═══ Input ═══

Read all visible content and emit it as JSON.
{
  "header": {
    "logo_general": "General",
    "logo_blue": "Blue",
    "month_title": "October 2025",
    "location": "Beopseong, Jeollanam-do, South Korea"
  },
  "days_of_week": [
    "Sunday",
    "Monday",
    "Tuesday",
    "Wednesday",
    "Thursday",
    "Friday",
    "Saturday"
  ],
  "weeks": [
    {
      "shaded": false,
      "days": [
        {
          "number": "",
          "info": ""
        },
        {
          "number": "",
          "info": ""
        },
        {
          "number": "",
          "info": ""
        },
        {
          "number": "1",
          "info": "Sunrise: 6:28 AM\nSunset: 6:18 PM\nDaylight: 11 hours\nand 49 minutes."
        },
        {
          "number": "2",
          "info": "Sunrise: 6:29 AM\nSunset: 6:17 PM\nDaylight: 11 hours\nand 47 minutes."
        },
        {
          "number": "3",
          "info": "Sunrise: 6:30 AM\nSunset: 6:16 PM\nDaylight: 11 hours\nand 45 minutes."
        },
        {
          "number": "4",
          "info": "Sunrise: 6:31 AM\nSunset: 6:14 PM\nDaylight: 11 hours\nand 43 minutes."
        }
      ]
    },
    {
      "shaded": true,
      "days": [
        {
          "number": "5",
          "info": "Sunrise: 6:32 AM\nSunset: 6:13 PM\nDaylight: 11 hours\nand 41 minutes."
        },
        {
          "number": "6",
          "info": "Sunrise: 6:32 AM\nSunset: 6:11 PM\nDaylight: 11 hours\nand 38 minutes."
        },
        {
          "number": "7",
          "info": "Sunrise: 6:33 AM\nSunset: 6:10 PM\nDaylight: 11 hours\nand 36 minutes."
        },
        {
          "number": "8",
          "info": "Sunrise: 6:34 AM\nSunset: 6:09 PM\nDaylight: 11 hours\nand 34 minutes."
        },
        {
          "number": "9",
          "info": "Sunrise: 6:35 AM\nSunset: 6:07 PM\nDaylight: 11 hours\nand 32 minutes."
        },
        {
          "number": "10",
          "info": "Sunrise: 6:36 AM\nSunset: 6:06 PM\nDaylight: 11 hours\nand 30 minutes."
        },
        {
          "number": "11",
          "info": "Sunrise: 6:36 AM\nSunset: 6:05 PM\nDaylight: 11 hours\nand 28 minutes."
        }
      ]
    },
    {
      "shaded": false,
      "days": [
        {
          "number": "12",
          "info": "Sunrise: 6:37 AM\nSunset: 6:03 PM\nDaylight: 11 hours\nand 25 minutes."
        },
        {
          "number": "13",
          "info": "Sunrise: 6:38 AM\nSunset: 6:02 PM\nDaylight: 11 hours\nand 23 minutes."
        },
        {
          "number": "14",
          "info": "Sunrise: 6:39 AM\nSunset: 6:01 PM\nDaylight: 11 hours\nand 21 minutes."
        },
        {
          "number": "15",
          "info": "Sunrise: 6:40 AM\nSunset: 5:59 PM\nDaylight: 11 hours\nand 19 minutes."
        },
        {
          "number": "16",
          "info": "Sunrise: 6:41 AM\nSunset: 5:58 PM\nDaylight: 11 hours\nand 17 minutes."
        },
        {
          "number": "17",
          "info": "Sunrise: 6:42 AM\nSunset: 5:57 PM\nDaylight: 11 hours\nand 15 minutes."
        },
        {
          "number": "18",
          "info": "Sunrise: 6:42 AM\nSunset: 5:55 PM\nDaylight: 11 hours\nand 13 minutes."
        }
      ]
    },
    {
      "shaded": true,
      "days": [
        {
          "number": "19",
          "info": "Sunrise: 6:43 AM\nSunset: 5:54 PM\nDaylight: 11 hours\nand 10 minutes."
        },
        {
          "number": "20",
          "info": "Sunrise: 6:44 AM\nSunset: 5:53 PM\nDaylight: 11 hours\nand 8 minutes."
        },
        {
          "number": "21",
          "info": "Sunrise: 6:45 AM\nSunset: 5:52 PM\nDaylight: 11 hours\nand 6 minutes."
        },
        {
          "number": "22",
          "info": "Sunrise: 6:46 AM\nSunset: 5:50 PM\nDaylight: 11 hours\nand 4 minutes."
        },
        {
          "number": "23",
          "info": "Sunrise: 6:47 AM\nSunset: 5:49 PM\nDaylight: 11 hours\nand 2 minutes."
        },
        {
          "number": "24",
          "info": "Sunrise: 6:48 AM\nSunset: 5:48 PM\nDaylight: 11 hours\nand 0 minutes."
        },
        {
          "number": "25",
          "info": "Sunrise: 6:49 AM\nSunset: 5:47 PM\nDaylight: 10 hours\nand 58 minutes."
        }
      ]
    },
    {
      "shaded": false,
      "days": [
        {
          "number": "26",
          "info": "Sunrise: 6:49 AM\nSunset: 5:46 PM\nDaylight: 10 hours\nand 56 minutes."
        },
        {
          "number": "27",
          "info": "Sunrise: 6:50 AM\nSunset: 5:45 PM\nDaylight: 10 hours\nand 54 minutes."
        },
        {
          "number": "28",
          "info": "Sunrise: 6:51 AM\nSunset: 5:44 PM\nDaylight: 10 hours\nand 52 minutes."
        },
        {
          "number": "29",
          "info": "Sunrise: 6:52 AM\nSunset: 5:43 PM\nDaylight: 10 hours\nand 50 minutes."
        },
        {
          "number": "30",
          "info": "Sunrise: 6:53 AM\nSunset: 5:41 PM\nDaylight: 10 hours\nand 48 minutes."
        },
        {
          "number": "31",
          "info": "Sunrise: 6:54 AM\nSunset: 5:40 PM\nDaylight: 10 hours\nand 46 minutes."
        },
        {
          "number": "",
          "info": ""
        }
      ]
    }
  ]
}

═══

• **What you are asked to do**: Please output the complete data exactly.

• **Full solution**:
Read all visible content and emit it as JSON.
{
  "header": {
    "logo_general": "General",
    "logo_blue": "Blue",
    "month_title": "October 2025",
    "location": "Beopseong, Jeollanam-do, South Korea"
  },
  "days_of_week": [
    "Sunday",
    "Monday",
    "Tuesday",
    "Wednesday",
    "Thursday",
    "Friday",
    "Saturday"
  ],
  "weeks": [
    {
      "shaded": false,
      "days": [
        {
          "number": "",
          "info": ""
        },
        {
          "number": "",
          "info": ""
        },
        {
          "number": "",
          "info": ""
        },
        {
          "number": "1",
          "info": "Sunrise: 6:28 AM\nSunset: 6:18 PM\nDaylight: 11 hours\nand 49 minutes."
        },
        {
          "number": "2",
          "info": "Sunrise: 6:29 AM\nSunset: 6:17 PM\nDaylight: 11 hours\nand 47 minutes."
        },
        {
          "number": "3",
          "info": "Sunrise: 6:30 AM\nSunset: 6:16 PM\nDaylight: 11 hours\nand 45 minutes."
        },
        {
          "number": "4",
          "info": "Sunrise: 6:31 AM\nSunset: 6:14 PM\nDaylight: 11 hours\nand 43 minutes."
        }
      ]
    },
    {
      "shaded": true,
      "days": [
        {
          "number": "5",
          "info": "Sunrise: 6:32 AM\nSunset: 6:13 PM\nDaylight: 11 hours\nand 41 minutes."
        },
        {
          "number": "6",
          "info": "Sunrise: 6:32 AM\nSunset: 6:11 PM\nDaylight: 11 hours\nand 38 minutes."
        },
        {
          "number": "7",
          "info": "Sunrise: 6:33 AM\nSunset: 6:10 PM\nDaylight: 11 hours\nand 36 minutes."
        },
        {
          "number": "8",
          "info": "Sunrise: 6:34 AM\nSunset: 6:09 PM\nDaylight: 11 hours\nand 34 minutes."
        },
        {
          "number": "9",
          "info": "Sunrise: 6:35 AM\nSunset: 6:07 PM\nDaylight: 11 hours\nand 32 minutes."
        },
        {
          "number": "10",
          "info": "Sunrise: 6:36 AM\nSunset: 6:06 PM\nDaylight: 11 hours\nand 30 minutes."
        },
        {
          "number": "11",
          "info": "Sunrise: 6:36 AM\nSunset: 6:05 PM\nDaylight: 11 hours\nand 28 minutes."
        }
      ]
    },
    {
      "shaded": false,
      "days": [
        {
          "number": "12",
          "info": "Sunrise: 6:37 AM\nSunset: 6:03 PM\nDaylight: 11 hours\nand 25 minutes."
        },
        {
          "number": "13",
          "info": "Sunrise: 6:38 AM\nSunset: 6:02 PM\nDaylight: 11 hours\nand 23 minutes."
        },
        {
          "number": "14",
          "info": "Sunrise: 6:39 AM\nSunset: 6:01 PM\nDaylight: 11 hours\nand 21 minutes."
        },
        {
          "number": "15",
          "info": "Sunrise: 6:40 AM\nSunset: 5:59 PM\nDaylight: 11 hours\nand 19 minutes."
        },
        {
          "number": "16",
          "info": "Sunrise: 6:41 AM\nSunset: 5:58 PM\nDaylight: 11 hours\nand 17 minutes."
        },
        {
          "number": "17",
          "info": "Sunrise: 6:42 AM\nSunset: 5:57 PM\nDaylight: 11 hours\nand 15 minutes."
        },
        {
          "number": "18",
          "info": "Sunrise: 6:42 AM\nSunset: 5:55 PM\nDaylight: 11 hours\nand 13 minutes."
        }
      ]
    },
    {
      "shaded": true,
      "days": [
        {
          "number": "19",
          "info": "Sunrise: 6:43 AM\nSunset: 5:54 PM\nDaylight: 11 hours\nand 10 minutes."
        },
        {
          "number": "20",
          "info": "Sunrise: 6:44 AM\nSunset: 5:53 PM\nDaylight: 11 hours\nand 8 minutes."
        },
        {
          "number": "21",
          "info": "Sunrise: 6:45 AM\nSunset: 5:52 PM\nDaylight: 11 hours\nand 6 minutes."
        },
        {
          "number": "22",
          "info": "Sunrise: 6:46 AM\nSunset: 5:50 PM\nDaylight: 11 hours\nand 4 minutes."
        },
        {
          "number": "23",
          "info": "Sunrise: 6:47 AM\nSunset: 5:49 PM\nDaylight: 11 hours\nand 2 minutes."
        },
        {
          "number": "24",
          "info": "Sunrise: 6:48 AM\nSunset: 5:48 PM\nDaylight: 11 hours\nand 0 minutes."
        },
        {
          "number": "25",
          "info": "Sunrise: 6:49 AM\nSunset: 5:47 PM\nDaylight: 10 hours\nand 58 minutes."
        }
      ]
    },
    {
      "shaded": false,
      "days": [
        {
          "number": "26",
          "info": "Sunrise: 6:49 AM\nSunset: 5:46 PM\nDaylight: 10 hours\nand 56 minutes."
        },
        {
          "number": "27",
          "info": "Sunrise: 6:50 AM\nSunset: 5:45 PM\nDaylight: 10 hours\nand 54 minutes."
        },
        {
          "number": "28",
          "info": "Sunrise: 6:51 AM\nSunset: 5:44 PM\nDaylight: 10 hours\nand 52 minutes."
        },
        {
          "number": "29",
          "info": "Sunrise: 6:52 AM\nSunset: 5:43 PM\nDaylight: 10 hours\nand 50 minutes."
        },
        {
          "number": "30",
          "info": "Sunrise: 6:53 AM\nSunset: 5:41 PM\nDaylight: 10 hours\nand 48 minutes."
        },
        {
          "number": "31",
          "info": "Sunrise: 6:54 AM\nSunset: 5:40 PM\nDaylight: 10 hours\nand 46 minutes."
        },
        {
          "number": "",
          "info": ""
        }
      ]
    }
  ]
}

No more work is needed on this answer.